Work request:
Report the number of lines in the data where the word "only" appears, and add no other text.

(Document text records)
▼
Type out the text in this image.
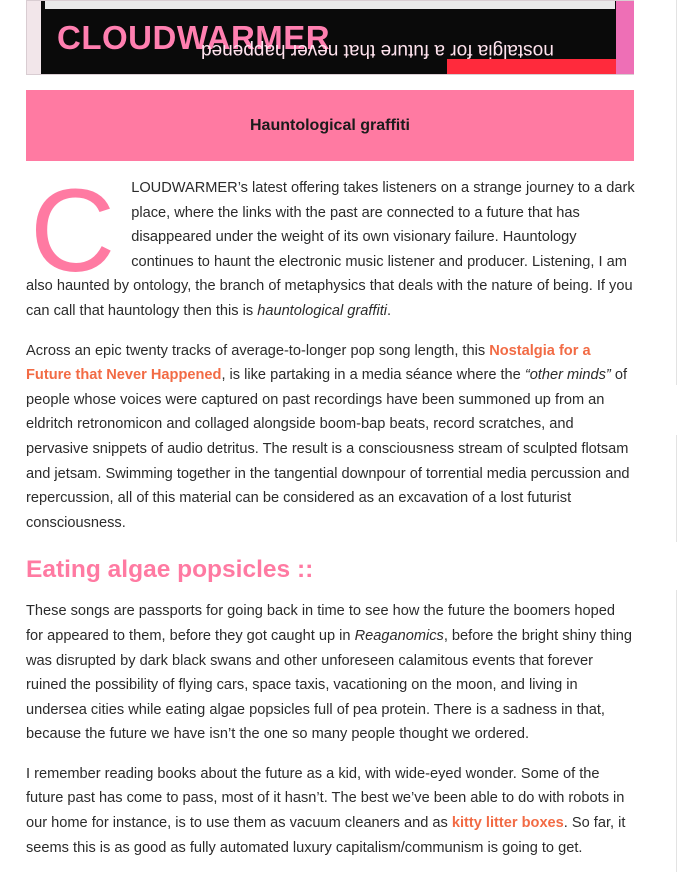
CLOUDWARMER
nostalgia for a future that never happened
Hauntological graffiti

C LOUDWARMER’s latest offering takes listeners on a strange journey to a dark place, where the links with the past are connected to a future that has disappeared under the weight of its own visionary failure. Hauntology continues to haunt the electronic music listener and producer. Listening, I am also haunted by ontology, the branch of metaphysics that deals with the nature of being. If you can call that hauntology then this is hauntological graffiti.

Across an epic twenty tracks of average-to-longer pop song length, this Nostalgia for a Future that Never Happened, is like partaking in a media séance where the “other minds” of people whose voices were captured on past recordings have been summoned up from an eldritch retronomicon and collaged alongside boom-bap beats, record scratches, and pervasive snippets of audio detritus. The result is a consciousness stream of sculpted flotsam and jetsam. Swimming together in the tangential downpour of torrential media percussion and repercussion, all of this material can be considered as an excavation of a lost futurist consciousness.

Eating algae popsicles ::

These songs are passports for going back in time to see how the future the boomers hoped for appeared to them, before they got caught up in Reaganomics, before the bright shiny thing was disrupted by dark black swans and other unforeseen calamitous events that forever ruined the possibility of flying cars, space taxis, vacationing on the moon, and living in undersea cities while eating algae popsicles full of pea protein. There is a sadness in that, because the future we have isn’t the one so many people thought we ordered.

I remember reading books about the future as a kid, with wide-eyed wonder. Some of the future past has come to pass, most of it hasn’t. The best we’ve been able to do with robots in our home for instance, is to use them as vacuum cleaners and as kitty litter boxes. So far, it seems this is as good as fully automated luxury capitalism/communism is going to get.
▲
▼
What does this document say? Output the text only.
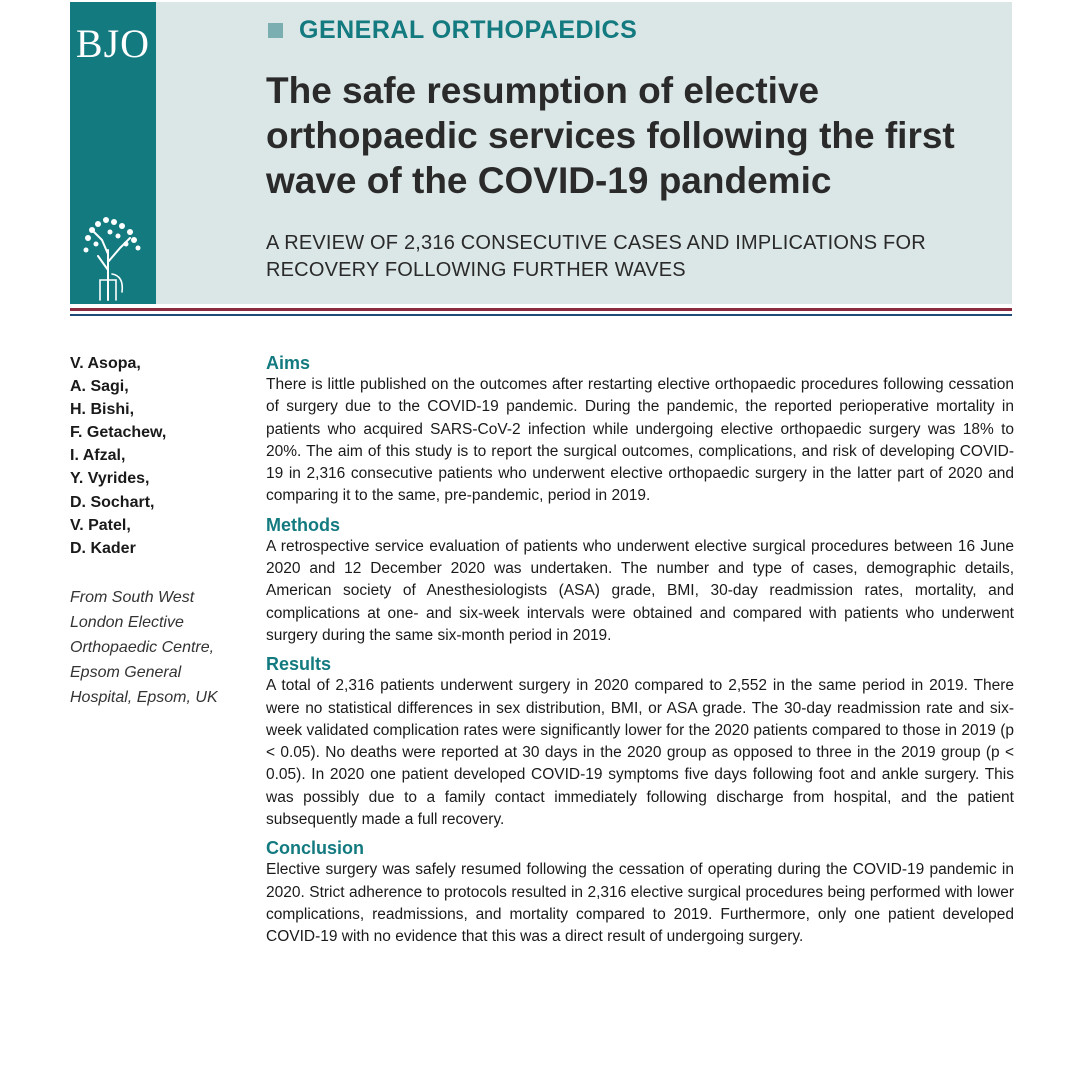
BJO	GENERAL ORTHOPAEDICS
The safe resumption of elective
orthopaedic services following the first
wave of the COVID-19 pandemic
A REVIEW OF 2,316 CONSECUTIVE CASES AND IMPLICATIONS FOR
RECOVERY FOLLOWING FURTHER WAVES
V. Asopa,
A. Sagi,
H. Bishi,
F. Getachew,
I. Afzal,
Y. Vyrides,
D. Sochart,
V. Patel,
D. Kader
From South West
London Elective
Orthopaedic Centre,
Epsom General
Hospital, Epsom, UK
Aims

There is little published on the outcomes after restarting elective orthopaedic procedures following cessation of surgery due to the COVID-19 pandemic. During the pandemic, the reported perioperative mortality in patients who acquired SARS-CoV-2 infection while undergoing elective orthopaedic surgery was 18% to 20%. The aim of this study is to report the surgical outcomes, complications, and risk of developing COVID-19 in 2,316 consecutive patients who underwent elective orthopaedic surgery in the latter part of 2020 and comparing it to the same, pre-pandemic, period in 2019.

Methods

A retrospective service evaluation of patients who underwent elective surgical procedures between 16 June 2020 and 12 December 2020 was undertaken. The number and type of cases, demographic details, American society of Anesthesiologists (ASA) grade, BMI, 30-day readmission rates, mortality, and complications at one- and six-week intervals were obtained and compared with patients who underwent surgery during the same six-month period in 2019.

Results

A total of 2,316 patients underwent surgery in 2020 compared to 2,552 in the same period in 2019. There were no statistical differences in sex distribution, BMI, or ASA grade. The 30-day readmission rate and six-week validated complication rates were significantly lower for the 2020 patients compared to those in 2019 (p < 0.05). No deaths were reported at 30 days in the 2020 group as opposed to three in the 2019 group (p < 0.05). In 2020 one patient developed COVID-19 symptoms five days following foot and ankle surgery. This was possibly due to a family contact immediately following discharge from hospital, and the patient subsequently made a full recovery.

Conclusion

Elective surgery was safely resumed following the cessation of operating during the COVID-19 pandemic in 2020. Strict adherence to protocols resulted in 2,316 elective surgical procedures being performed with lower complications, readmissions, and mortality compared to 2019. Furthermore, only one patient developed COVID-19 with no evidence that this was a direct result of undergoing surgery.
▲
Exercise solution:
2